[What you should do]: Your answer should be a single number: the count of lines containing "числѣ".

[Material for the task]:

* begin *

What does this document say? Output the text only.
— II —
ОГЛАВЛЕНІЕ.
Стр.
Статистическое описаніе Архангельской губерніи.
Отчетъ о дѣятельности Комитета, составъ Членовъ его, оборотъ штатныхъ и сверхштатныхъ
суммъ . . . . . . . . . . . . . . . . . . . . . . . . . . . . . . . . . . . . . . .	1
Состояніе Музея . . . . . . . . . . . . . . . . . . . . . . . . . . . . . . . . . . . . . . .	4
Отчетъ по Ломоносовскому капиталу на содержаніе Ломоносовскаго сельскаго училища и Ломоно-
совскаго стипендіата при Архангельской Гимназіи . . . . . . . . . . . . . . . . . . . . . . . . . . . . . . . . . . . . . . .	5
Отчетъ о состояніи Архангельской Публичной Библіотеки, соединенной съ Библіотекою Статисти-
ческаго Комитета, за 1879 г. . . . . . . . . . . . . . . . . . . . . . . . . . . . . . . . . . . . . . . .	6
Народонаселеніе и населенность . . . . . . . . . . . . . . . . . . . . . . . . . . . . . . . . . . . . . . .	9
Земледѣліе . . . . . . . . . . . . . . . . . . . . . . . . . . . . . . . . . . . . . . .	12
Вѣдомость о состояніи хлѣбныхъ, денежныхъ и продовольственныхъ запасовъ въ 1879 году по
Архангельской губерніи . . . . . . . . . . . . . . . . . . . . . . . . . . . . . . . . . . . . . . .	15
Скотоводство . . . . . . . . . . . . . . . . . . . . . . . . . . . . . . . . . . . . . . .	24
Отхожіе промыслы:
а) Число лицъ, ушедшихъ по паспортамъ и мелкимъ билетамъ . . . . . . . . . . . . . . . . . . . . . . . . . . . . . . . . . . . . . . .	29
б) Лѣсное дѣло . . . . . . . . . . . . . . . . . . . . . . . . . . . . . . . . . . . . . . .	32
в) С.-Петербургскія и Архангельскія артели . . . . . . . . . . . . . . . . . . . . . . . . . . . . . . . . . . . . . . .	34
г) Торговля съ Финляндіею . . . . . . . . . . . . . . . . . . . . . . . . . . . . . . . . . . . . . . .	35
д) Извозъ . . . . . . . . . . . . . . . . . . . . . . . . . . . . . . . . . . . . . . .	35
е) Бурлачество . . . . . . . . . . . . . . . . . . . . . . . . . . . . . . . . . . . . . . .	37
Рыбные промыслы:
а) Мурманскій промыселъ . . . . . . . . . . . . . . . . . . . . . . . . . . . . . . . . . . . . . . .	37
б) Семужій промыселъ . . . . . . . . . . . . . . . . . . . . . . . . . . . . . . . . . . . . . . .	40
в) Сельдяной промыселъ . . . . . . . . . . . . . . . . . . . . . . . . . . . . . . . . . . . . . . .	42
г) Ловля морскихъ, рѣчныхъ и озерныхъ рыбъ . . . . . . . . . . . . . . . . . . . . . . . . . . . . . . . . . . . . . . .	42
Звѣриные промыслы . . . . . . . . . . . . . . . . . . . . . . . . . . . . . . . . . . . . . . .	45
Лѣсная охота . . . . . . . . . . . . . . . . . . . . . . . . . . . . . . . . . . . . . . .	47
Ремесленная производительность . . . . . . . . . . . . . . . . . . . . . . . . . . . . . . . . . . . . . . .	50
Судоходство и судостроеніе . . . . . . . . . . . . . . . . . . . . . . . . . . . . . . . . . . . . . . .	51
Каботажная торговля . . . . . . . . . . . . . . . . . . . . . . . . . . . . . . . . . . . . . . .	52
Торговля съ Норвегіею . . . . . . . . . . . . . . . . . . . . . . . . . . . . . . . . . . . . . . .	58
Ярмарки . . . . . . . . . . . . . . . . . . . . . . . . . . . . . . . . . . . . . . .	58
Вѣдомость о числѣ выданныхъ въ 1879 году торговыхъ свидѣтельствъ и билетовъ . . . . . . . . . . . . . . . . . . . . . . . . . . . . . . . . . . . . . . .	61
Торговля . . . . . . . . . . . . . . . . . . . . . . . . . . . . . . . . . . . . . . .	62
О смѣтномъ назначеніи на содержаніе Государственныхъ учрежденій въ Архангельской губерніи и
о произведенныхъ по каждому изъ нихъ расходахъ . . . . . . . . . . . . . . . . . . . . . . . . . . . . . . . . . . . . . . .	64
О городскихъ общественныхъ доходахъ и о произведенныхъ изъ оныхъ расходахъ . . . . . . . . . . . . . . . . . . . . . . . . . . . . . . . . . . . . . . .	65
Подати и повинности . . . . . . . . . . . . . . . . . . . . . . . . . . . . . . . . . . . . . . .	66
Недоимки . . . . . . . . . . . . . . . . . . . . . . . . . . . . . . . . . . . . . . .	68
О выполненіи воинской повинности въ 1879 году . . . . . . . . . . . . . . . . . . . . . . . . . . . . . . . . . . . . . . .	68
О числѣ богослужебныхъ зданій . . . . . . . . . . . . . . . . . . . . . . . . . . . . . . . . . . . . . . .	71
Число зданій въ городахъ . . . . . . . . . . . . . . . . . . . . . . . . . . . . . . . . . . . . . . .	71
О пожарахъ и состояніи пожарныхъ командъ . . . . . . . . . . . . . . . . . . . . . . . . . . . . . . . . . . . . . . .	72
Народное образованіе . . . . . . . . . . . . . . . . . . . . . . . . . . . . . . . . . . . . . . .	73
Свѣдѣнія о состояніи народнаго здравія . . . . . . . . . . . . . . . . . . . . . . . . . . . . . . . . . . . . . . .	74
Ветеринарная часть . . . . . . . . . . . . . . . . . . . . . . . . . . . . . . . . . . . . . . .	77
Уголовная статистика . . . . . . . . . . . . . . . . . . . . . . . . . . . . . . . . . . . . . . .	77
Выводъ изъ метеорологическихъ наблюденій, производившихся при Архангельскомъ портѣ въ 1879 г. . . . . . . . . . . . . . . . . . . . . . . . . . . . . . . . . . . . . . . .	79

* end *

[Response to the task]: 2